São Paulo - O técnico Tite afirmou ontem que não ficou surpreso com as gravações divulgadas no domingo pelo canal "TV América", da Argentina, que mostram que o ex-presidente da Associação do Futebol Argentino (AFA) Julio Grondona, morto em 2014, teria agido nos bastidores da Conmebol para indicar o árbitro paraguaio Carlos Amarilla para apitar a partida entre Corinthians e Boca Juniors, pelas oitavas de final da Libertadores de 2013. Naquele jogo, o time paulista teve dois gols anulados, dois pênaltis não marcados e foi eliminado da competição.
"Não é surpresa nenhuma. Por isso, não gostaria de, em nenhum momento da minha vida, cruzar com ele e os auxiliares. Não quero julgar, mas vou acompanhar para que todos os meios de lisura do futebol possam estar atentos e façam o devido julgamento", afirmou Tite após visita ao Hospital Santa Marcelina, em Itaquera, onde participou da entrega de kits com fraldas e enxovais para mães de recém-nascidos.
Grondona teria pedido para que Abel Gnecco, diretor da Escola de Árbitros da AFA e representante da entidade na Comissão de Arbitragem da Conmebol, pressionasse Carlos Alarcón, diretor do órgão, a escalar Amarilla para trabalhar naquele jogo.
"Aquele dia foi muito escuro. Não posso falar o que penso, porque senão vou ser processado. Não tenho condições de apresentar provas escritas, mas as minhas provas são meus olhos", disse o treinador.
Amarilla e os dois bandeirinhas que trabalharam naquele Corinthians x Boca Juniors de 2013 foram suspensos pela Federação Paraguaia de Futebol.

#### Enunciado
Com base na notícia sobre Tite, responda:
(a) Qual canal divulgou as gravações?
(b) Em que hospital Tite esteve antes de dar a declaração?
(c) Qual entidade suspendeu Amarilla e os dois bandeirinhas?
As linhas não são necessárias para esta atividade.

#### Linhas listadas
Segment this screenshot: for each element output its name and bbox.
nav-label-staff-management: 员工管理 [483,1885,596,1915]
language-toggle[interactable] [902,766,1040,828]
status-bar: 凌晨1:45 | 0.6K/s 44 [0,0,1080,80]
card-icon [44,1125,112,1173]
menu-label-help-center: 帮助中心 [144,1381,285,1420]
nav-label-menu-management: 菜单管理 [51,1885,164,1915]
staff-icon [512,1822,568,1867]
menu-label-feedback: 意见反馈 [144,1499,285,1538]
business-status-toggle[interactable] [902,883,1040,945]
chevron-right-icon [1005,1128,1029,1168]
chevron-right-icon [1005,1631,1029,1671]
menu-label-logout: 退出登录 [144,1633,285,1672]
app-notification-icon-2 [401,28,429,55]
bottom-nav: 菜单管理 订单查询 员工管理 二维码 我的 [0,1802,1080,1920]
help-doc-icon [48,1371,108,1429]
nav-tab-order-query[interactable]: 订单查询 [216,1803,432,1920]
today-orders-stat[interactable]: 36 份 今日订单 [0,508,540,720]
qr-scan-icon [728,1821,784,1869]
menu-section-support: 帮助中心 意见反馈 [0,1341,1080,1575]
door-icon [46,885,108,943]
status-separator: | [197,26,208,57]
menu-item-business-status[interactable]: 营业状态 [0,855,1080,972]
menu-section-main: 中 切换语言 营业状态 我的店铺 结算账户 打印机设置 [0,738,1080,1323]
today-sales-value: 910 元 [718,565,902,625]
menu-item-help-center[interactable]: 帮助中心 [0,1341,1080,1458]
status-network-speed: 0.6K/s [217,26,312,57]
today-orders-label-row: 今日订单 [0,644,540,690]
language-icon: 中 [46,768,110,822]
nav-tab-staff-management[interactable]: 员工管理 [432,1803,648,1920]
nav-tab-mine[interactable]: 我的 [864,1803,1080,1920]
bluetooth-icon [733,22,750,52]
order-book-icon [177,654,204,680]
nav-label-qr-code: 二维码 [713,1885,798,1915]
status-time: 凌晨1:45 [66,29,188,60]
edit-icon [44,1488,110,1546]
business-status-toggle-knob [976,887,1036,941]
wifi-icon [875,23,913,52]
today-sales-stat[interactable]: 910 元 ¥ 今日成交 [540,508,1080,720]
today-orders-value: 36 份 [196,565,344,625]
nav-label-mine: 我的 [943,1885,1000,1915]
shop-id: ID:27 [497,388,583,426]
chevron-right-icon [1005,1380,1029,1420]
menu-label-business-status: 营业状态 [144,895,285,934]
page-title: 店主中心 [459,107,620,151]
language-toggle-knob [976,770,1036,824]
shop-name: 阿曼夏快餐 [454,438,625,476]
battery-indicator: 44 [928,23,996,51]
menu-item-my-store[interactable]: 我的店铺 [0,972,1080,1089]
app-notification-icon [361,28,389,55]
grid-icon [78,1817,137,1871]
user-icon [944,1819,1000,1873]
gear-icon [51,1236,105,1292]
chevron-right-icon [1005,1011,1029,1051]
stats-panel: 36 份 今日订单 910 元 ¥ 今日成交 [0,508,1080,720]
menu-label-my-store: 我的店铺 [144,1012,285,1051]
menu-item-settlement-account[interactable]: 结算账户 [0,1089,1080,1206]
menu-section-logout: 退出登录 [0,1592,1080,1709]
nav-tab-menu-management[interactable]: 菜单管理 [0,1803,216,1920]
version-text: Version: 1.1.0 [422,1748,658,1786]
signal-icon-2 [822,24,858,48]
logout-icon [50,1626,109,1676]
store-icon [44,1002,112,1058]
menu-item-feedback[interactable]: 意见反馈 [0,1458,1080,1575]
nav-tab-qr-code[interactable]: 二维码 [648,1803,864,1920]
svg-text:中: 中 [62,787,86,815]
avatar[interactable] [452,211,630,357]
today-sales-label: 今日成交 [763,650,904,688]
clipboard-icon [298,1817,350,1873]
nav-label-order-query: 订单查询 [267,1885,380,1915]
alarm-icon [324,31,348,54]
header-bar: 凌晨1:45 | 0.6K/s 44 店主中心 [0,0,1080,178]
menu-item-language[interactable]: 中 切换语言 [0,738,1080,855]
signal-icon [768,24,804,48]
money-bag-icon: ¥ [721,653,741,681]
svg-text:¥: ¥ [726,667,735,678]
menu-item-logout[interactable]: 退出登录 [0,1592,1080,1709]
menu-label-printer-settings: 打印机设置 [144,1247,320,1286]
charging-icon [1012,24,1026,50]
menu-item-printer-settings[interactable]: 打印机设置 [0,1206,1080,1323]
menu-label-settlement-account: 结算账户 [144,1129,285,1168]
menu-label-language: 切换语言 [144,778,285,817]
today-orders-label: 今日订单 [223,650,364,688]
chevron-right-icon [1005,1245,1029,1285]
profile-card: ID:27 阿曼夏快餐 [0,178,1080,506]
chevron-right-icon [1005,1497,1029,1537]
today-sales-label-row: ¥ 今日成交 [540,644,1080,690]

#### Resposta
(a) O canal "TV América", da Argentina.
(b) No Hospital Santa Marcelina, em Itaquera.
(c) A Federação Paraguaia de Futebol.